====== Entries shown

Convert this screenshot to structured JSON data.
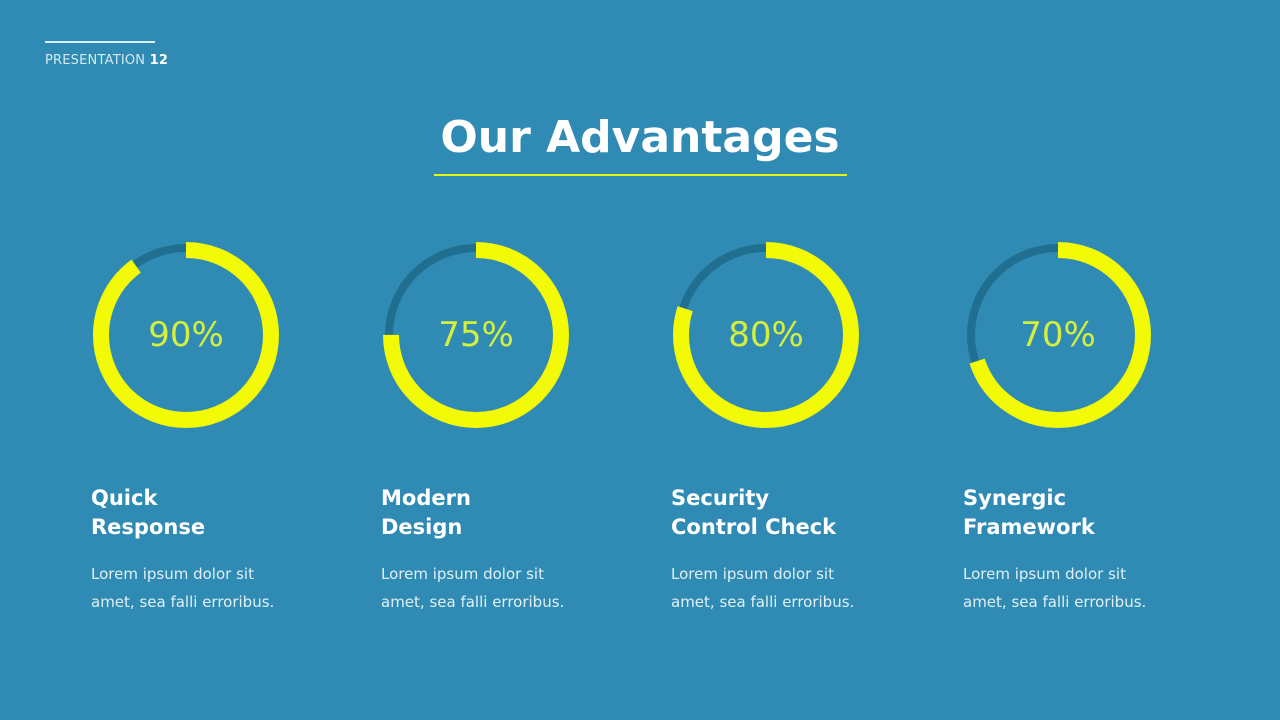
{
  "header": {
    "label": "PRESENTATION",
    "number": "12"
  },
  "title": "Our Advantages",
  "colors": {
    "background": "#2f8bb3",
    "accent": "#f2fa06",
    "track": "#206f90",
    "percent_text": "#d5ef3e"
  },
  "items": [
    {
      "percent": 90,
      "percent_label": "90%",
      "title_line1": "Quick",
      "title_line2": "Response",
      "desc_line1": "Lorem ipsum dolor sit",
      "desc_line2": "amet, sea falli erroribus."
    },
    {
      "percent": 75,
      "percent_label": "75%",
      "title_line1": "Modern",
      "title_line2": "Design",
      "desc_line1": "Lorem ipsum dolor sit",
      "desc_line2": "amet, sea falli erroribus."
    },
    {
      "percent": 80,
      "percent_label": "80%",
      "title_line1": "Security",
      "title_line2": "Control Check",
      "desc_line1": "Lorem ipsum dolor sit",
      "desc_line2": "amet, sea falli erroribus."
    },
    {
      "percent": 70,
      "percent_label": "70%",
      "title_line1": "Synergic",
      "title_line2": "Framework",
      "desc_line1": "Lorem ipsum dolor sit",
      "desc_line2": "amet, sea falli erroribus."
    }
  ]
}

============

What you are asked to do>
Reproduce the data verbatim. Do not carry any picture into the copy.

Exercise answer>
Convert this screenshot to structured JSON data.
{
  "header": {
    "label": "PRESENTATION",
    "number": "12"
  },
  "title": "Our Advantages",
  "colors": {
    "background": "#2f8bb3",
    "accent": "#f2fa06",
    "track": "#206f90",
    "percent_text": "#d5ef3e"
  },
  "items": [
    {
      "percent": 90,
      "percent_label": "90%",
      "title_line1": "Quick",
      "title_line2": "Response",
      "desc_line1": "Lorem ipsum dolor sit",
      "desc_line2": "amet, sea falli erroribus."
    },
    {
      "percent": 75,
      "percent_label": "75%",
      "title_line1": "Modern",
      "title_line2": "Design",
      "desc_line1": "Lorem ipsum dolor sit",
      "desc_line2": "amet, sea falli erroribus."
    },
    {
      "percent": 80,
      "percent_label": "80%",
      "title_line1": "Security",
      "title_line2": "Control Check",
      "desc_line1": "Lorem ipsum dolor sit",
      "desc_line2": "amet, sea falli erroribus."
    },
    {
      "percent": 70,
      "percent_label": "70%",
      "title_line1": "Synergic",
      "title_line2": "Framework",
      "desc_line1": "Lorem ipsum dolor sit",
      "desc_line2": "amet, sea falli erroribus."
    }
  ]
}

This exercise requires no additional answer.